» Short problem
Indicate only the number of lines in the listing below in which the word "JSON" appears.

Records
****

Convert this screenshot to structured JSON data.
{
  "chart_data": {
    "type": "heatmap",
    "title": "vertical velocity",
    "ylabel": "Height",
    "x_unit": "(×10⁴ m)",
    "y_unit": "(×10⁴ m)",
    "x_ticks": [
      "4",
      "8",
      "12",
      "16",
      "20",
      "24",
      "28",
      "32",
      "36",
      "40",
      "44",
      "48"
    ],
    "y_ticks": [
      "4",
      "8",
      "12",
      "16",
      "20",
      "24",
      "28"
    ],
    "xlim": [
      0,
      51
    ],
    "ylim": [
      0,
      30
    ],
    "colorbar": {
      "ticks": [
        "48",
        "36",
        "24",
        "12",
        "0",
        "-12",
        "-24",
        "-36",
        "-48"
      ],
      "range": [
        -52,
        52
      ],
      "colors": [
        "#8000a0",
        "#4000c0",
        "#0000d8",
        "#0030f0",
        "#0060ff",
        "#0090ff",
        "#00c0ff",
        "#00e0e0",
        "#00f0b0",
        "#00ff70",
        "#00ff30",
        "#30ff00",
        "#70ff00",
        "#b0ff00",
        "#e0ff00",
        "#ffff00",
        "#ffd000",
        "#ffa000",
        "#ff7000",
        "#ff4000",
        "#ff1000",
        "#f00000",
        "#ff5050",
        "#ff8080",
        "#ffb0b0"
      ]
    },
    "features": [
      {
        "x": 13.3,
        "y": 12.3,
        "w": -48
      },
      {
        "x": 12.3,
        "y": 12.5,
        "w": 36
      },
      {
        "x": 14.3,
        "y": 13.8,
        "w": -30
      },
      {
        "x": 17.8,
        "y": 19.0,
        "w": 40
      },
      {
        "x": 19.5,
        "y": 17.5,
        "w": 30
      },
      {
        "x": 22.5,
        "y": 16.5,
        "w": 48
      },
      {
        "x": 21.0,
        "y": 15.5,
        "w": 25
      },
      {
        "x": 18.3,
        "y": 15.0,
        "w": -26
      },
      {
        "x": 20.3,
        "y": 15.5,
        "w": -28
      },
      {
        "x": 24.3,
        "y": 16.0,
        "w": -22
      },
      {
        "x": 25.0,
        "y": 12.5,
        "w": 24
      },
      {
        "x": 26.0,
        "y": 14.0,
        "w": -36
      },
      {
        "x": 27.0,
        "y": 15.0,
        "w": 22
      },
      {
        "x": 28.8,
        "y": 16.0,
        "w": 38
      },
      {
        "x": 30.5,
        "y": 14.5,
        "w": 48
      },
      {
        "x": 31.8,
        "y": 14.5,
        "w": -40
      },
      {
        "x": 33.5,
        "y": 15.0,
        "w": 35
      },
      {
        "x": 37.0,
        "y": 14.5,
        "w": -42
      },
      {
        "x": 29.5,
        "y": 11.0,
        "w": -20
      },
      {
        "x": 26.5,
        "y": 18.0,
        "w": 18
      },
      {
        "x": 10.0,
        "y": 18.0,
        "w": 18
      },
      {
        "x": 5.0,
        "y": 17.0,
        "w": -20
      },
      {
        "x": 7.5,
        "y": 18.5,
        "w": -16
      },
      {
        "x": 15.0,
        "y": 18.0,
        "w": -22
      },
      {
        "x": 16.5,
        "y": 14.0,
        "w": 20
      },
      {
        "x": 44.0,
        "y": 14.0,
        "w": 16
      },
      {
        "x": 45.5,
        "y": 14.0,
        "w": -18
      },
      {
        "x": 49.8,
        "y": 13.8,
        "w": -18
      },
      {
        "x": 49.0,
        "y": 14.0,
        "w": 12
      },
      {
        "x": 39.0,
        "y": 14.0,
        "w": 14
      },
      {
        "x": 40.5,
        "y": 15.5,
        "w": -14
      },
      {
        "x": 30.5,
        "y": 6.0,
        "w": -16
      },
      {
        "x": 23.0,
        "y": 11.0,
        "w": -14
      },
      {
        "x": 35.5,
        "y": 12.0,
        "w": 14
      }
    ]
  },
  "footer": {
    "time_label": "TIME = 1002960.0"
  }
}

****

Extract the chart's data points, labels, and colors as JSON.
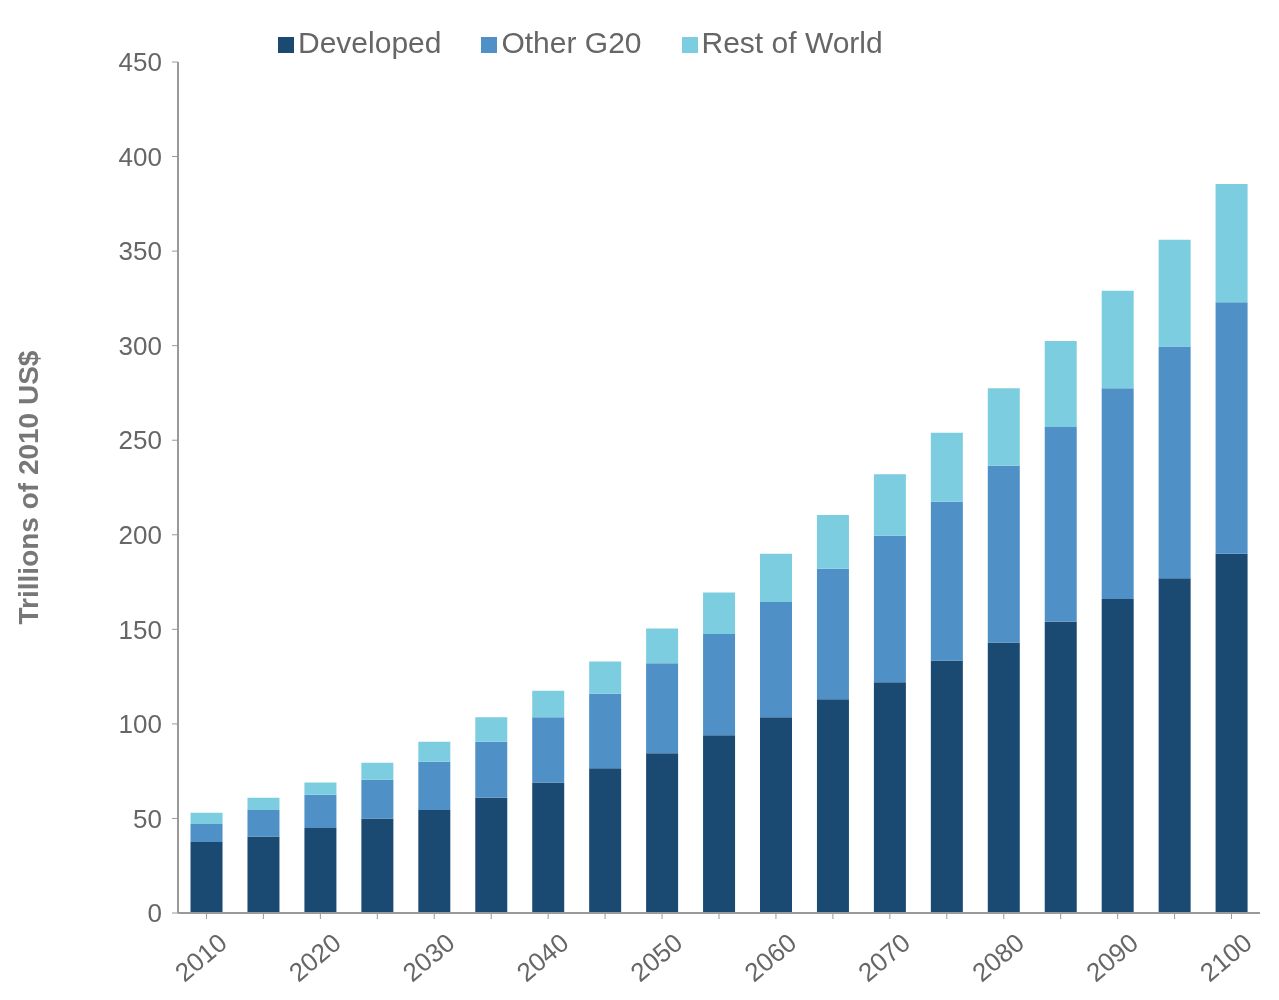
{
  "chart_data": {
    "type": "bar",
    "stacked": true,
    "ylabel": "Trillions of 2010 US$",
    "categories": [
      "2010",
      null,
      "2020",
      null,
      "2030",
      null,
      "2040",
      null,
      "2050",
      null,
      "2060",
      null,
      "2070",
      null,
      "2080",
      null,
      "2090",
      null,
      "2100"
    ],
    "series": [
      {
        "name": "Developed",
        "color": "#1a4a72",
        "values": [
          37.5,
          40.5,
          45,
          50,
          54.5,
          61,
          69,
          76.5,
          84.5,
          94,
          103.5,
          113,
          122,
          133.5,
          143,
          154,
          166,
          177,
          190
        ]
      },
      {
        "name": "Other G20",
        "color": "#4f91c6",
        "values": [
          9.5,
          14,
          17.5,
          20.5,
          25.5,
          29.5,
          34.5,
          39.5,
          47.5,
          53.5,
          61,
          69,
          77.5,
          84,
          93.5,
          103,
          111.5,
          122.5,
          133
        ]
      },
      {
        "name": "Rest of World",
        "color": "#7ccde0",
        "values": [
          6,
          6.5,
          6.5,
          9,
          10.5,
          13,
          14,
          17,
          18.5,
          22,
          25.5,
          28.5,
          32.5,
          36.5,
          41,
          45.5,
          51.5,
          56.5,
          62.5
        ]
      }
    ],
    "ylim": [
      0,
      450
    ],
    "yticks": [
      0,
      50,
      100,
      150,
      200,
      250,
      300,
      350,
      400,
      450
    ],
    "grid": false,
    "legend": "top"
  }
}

****

» Reply to the task
2